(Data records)
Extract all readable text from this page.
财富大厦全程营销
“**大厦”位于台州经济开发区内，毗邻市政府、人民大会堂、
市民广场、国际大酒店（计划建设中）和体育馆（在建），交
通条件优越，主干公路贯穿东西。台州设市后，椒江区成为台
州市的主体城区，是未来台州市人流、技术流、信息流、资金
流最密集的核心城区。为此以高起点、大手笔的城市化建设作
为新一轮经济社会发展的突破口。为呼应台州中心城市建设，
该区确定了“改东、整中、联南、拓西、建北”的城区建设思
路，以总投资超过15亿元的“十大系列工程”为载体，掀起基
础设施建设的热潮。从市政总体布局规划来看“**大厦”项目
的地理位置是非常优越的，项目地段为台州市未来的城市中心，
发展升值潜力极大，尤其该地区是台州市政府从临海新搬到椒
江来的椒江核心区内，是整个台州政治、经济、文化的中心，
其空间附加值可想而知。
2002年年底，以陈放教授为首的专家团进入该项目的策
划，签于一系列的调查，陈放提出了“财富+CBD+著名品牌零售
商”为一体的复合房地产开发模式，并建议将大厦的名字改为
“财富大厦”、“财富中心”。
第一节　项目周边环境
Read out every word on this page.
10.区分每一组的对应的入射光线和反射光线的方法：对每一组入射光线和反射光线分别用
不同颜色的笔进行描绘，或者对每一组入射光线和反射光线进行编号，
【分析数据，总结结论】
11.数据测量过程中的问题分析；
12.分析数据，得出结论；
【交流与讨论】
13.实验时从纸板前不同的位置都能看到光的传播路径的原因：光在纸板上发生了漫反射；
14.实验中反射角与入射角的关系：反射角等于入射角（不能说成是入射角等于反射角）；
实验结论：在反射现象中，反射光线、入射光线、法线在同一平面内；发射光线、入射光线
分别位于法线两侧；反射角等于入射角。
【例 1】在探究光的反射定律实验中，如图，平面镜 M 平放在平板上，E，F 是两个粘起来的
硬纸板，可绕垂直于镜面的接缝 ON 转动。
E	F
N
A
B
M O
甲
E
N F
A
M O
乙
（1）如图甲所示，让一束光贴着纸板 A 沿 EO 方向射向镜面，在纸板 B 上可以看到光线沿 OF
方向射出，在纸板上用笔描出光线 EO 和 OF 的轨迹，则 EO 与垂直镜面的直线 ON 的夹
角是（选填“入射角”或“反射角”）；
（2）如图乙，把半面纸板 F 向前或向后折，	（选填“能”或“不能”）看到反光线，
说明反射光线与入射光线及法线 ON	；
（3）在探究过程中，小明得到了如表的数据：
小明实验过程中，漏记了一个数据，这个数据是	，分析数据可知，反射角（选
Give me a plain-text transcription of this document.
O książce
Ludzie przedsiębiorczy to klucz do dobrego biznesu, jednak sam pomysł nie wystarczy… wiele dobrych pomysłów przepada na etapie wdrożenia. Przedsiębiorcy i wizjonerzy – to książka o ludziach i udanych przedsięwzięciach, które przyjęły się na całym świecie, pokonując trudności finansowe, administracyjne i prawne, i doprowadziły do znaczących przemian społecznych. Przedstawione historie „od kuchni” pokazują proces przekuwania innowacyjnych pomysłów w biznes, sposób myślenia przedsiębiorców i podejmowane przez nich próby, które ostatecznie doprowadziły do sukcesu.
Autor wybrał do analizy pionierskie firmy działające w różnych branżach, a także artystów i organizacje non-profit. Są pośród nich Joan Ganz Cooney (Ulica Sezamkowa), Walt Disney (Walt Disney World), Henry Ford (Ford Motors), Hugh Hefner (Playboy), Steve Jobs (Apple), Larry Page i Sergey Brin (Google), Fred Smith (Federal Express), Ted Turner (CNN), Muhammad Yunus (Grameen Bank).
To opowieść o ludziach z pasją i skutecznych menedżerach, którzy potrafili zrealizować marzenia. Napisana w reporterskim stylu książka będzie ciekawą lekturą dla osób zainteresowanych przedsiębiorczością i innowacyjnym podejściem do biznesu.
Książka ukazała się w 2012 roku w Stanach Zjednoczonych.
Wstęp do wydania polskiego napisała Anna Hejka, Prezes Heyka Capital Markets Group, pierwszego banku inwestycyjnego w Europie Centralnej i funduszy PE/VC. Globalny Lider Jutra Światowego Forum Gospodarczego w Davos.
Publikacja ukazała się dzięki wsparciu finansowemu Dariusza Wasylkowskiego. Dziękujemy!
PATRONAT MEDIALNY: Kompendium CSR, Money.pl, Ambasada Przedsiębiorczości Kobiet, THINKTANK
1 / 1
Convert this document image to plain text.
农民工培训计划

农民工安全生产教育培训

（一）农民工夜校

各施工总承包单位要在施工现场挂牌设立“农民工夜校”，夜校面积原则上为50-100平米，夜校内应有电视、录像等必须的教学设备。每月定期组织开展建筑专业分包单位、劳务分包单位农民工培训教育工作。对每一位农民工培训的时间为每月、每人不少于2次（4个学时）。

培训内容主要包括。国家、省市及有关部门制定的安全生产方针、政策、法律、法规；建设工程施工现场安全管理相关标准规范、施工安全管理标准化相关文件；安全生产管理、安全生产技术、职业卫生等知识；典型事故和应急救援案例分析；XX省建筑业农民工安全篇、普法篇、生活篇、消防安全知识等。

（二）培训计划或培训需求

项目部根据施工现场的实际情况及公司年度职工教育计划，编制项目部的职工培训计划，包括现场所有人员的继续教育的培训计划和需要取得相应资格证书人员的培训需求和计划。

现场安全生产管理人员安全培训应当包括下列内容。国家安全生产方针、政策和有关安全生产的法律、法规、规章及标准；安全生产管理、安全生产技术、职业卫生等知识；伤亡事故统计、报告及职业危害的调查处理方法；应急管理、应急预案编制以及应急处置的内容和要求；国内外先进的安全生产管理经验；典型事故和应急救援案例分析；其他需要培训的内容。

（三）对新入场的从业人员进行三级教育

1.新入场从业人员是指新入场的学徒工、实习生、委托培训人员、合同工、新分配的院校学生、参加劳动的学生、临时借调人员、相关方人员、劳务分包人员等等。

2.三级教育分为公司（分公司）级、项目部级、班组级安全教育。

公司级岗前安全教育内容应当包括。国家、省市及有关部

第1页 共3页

▶ DIRECTIONS FOR THIS TASK
Print every entry exactly as written.

▶ FINISHED ANSWER
Extract all readable text from this page.
财富大厦全程营销
“**大厦”位于台州经济开发区内，毗邻市政府、人民大会堂、
市民广场、国际大酒店（计划建设中）和体育馆（在建），交
通条件优越，主干公路贯穿东西。台州设市后，椒江区成为台
州市的主体城区，是未来台州市人流、技术流、信息流、资金
流最密集的核心城区。为此以高起点、大手笔的城市化建设作
为新一轮经济社会发展的突破口。为呼应台州中心城市建设，
该区确定了“改东、整中、联南、拓西、建北”的城区建设思
路，以总投资超过15亿元的“十大系列工程”为载体，掀起基
础设施建设的热潮。从市政总体布局规划来看“**大厦”项目
的地理位置是非常优越的，项目地段为台州市未来的城市中心，
发展升值潜力极大，尤其该地区是台州市政府从临海新搬到椒
江来的椒江核心区内，是整个台州政治、经济、文化的中心，
其空间附加值可想而知。
2002年年底，以陈放教授为首的专家团进入该项目的策
划，签于一系列的调查，陈放提出了“财富+CBD+著名品牌零售
商”为一体的复合房地产开发模式，并建议将大厦的名字改为
“财富大厦”、“财富中心”。
第一节　项目周边环境
Read out every word on this page.
10.区分每一组的对应的入射光线和反射光线的方法：对每一组入射光线和反射光线分别用
不同颜色的笔进行描绘，或者对每一组入射光线和反射光线进行编号，
【分析数据，总结结论】
11.数据测量过程中的问题分析；
12.分析数据，得出结论；
【交流与讨论】
13.实验时从纸板前不同的位置都能看到光的传播路径的原因：光在纸板上发生了漫反射；
14.实验中反射角与入射角的关系：反射角等于入射角（不能说成是入射角等于反射角）；
实验结论：在反射现象中，反射光线、入射光线、法线在同一平面内；发射光线、入射光线
分别位于法线两侧；反射角等于入射角。
【例 1】在探究光的反射定律实验中，如图，平面镜 M 平放在平板上，E，F 是两个粘起来的
硬纸板，可绕垂直于镜面的接缝 ON 转动。
E	F
N
A
B
M O
甲
E
N F
A
M O
乙
（1）如图甲所示，让一束光贴着纸板 A 沿 EO 方向射向镜面，在纸板 B 上可以看到光线沿 OF
方向射出，在纸板上用笔描出光线 EO 和 OF 的轨迹，则 EO 与垂直镜面的直线 ON 的夹
角是（选填“入射角”或“反射角”）；
（2）如图乙，把半面纸板 F 向前或向后折，	（选填“能”或“不能”）看到反光线，
说明反射光线与入射光线及法线 ON	；
（3）在探究过程中，小明得到了如表的数据：
小明实验过程中，漏记了一个数据，这个数据是	，分析数据可知，反射角（选
Give me a plain-text transcription of this document.
O książce
Ludzie przedsiębiorczy to klucz do dobrego biznesu, jednak sam pomysł nie wystarczy… wiele dobrych pomysłów przepada na etapie wdrożenia. Przedsiębiorcy i wizjonerzy – to książka o ludziach i udanych przedsięwzięciach, które przyjęły się na całym świecie, pokonując trudności finansowe, administracyjne i prawne, i doprowadziły do znaczących przemian społecznych. Przedstawione historie „od kuchni” pokazują proces przekuwania innowacyjnych pomysłów w biznes, sposób myślenia przedsiębiorców i podejmowane przez nich próby, które ostatecznie doprowadziły do sukcesu.
Autor wybrał do analizy pionierskie firmy działające w różnych branżach, a także artystów i organizacje non-profit. Są pośród nich Joan Ganz Cooney (Ulica Sezamkowa), Walt Disney (Walt Disney World), Henry Ford (Ford Motors), Hugh Hefner (Playboy), Steve Jobs (Apple), Larry Page i Sergey Brin (Google), Fred Smith (Federal Express), Ted Turner (CNN), Muhammad Yunus (Grameen Bank).
To opowieść o ludziach z pasją i skutecznych menedżerach, którzy potrafili zrealizować marzenia. Napisana w reporterskim stylu książka będzie ciekawą lekturą dla osób zainteresowanych przedsiębiorczością i innowacyjnym podejściem do biznesu.
Książka ukazała się w 2012 roku w Stanach Zjednoczonych.
Wstęp do wydania polskiego napisała Anna Hejka, Prezes Heyka Capital Markets Group, pierwszego banku inwestycyjnego w Europie Centralnej i funduszy PE/VC. Globalny Lider Jutra Światowego Forum Gospodarczego w Davos.
Publikacja ukazała się dzięki wsparciu finansowemu Dariusza Wasylkowskiego. Dziękujemy!
PATRONAT MEDIALNY: Kompendium CSR, Money.pl, Ambasada Przedsiębiorczości Kobiet, THINKTANK
1 / 1
Convert this document image to plain text.
农民工培训计划

农民工安全生产教育培训

（一）农民工夜校

各施工总承包单位要在施工现场挂牌设立“农民工夜校”，夜校面积原则上为50-100平米，夜校内应有电视、录像等必须的教学设备。每月定期组织开展建筑专业分包单位、劳务分包单位农民工培训教育工作。对每一位农民工培训的时间为每月、每人不少于2次（4个学时）。

培训内容主要包括。国家、省市及有关部门制定的安全生产方针、政策、法律、法规；建设工程施工现场安全管理相关标准规范、施工安全管理标准化相关文件；安全生产管理、安全生产技术、职业卫生等知识；典型事故和应急救援案例分析；XX省建筑业农民工安全篇、普法篇、生活篇、消防安全知识等。

（二）培训计划或培训需求

项目部根据施工现场的实际情况及公司年度职工教育计划，编制项目部的职工培训计划，包括现场所有人员的继续教育的培训计划和需要取得相应资格证书人员的培训需求和计划。

现场安全生产管理人员安全培训应当包括下列内容。国家安全生产方针、政策和有关安全生产的法律、法规、规章及标准；安全生产管理、安全生产技术、职业卫生等知识；伤亡事故统计、报告及职业危害的调查处理方法；应急管理、应急预案编制以及应急处置的内容和要求；国内外先进的安全生产管理经验；典型事故和应急救援案例分析；其他需要培训的内容。

（三）对新入场的从业人员进行三级教育

1.新入场从业人员是指新入场的学徒工、实习生、委托培训人员、合同工、新分配的院校学生、参加劳动的学生、临时借调人员、相关方人员、劳务分包人员等等。

2.三级教育分为公司（分公司）级、项目部级、班组级安全教育。

公司级岗前安全教育内容应当包括。国家、省市及有关部

第1页 共3页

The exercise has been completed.